━━━ PROVIDED MATERIAL

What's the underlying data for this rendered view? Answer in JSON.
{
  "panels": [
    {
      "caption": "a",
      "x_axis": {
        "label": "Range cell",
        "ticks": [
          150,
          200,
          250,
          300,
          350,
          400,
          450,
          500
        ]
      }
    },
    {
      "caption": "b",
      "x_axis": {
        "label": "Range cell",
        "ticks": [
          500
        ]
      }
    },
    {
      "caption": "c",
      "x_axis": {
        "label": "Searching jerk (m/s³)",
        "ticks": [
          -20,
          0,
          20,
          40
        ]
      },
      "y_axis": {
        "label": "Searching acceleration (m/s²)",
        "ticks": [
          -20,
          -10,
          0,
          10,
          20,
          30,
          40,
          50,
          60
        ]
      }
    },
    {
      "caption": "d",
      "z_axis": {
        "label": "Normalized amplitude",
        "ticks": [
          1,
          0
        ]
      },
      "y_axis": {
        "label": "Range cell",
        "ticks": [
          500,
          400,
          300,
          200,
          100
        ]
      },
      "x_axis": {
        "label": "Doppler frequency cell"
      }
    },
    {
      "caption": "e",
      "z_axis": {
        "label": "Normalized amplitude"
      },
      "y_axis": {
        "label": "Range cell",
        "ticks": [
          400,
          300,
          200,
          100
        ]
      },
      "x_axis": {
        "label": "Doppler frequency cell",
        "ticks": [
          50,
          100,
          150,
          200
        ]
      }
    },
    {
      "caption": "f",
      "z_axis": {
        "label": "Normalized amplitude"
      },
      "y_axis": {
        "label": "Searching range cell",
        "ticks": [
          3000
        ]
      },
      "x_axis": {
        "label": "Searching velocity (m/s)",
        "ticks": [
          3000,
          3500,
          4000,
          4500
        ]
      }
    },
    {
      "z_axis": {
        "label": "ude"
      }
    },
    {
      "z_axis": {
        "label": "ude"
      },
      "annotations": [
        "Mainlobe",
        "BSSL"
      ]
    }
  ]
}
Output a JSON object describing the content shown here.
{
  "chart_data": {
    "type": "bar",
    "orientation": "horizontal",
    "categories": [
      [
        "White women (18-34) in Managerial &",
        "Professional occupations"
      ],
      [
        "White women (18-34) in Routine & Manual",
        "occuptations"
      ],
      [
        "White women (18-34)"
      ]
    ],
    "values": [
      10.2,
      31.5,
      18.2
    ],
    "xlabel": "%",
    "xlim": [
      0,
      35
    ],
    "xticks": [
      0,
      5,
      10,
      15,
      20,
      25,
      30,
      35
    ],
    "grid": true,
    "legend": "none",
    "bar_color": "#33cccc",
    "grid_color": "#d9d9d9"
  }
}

━━━━━━

Extract every line from the one containing "Output a JSON" to the end of the entries, including both of those lines, exactly as given and with nothing added.

Output a JSON object describing the content shown here.
{
  "chart_data": {
    "type": "bar",
    "orientation": "horizontal",
    "categories": [
      [
        "White women (18-34) in Managerial &",
        "Professional occupations"
      ],
      [
        "White women (18-34) in Routine & Manual",
        "occuptations"
      ],
      [
        "White women (18-34)"
      ]
    ],
    "values": [
      10.2,
      31.5,
      18.2
    ],
    "xlabel": "%",
    "xlim": [
      0,
      35
    ],
    "xticks": [
      0,
      5,
      10,
      15,
      20,
      25,
      30,
      35
    ],
    "grid": true,
    "legend": "none",
    "bar_color": "#33cccc",
    "grid_color": "#d9d9d9"
  }
}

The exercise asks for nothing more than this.